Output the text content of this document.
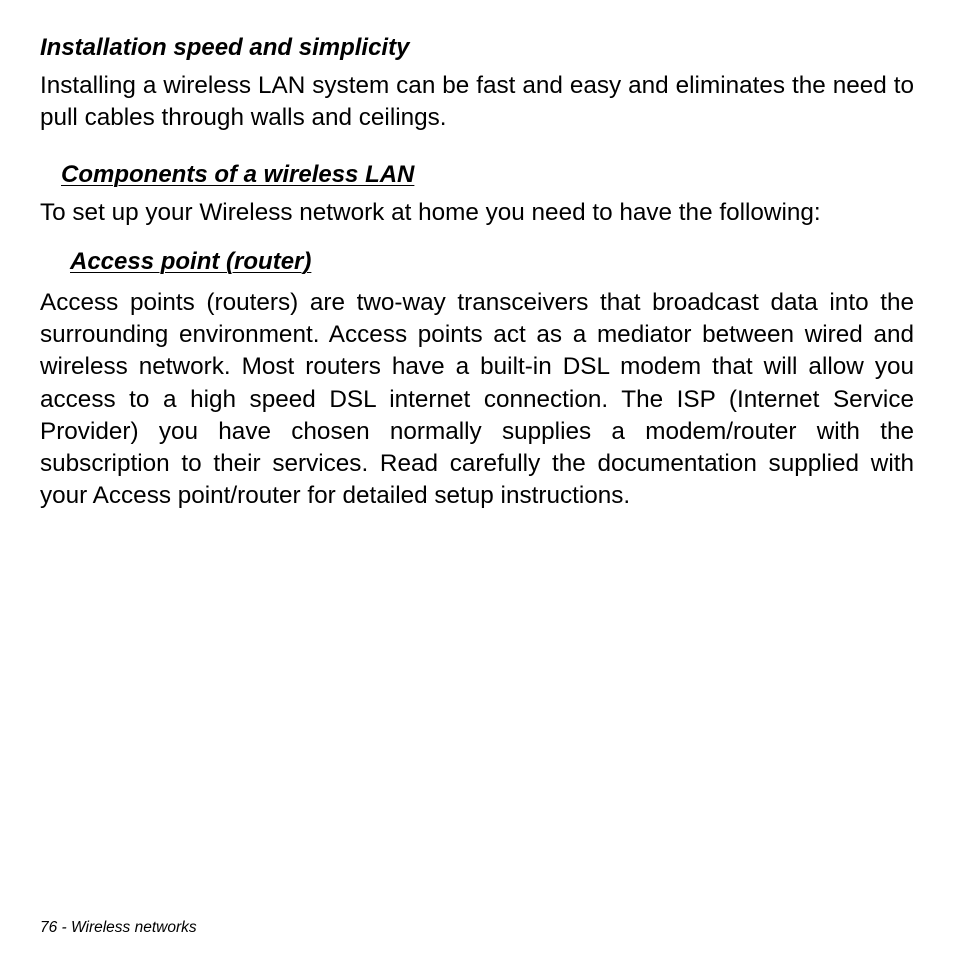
Installation speed and simplicity

Installing a wireless LAN system can be fast and easy and eliminates the need to pull cables through walls and ceilings.

Components of a wireless LAN

To set up your Wireless network at home you need to have the following:

Access point (router)

Access points (routers) are two-way transceivers that broadcast data into the surrounding environment. Access points act as a mediator between wired and wireless network. Most routers have a built-in DSL modem that will allow you access to a high speed DSL internet connection. The ISP (Internet Service Provider) you have chosen normally supplies a modem/router with the subscription to their services. Read carefully the documentation supplied with your Access point/router for detailed setup instructions.

76 - Wireless networks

::::

■ **EXERCISE PROMPT**: Locate the lines above that hold the word "have". Show every one of them.

■ **FINISHED TASK**:
To set up your Wireless network at home you need to have the following:
Access points (routers) are two-way transceivers that broadcast data into the surrounding environment. Access points act as a mediator between wired and wireless network. Most routers have a built-in DSL modem that will allow you access to a high speed DSL internet connection. The ISP (Internet Service Provider) you have chosen normally supplies a modem/router with the subscription to their services. Read carefully the documentation supplied with your Access point/router for detailed setup instructions.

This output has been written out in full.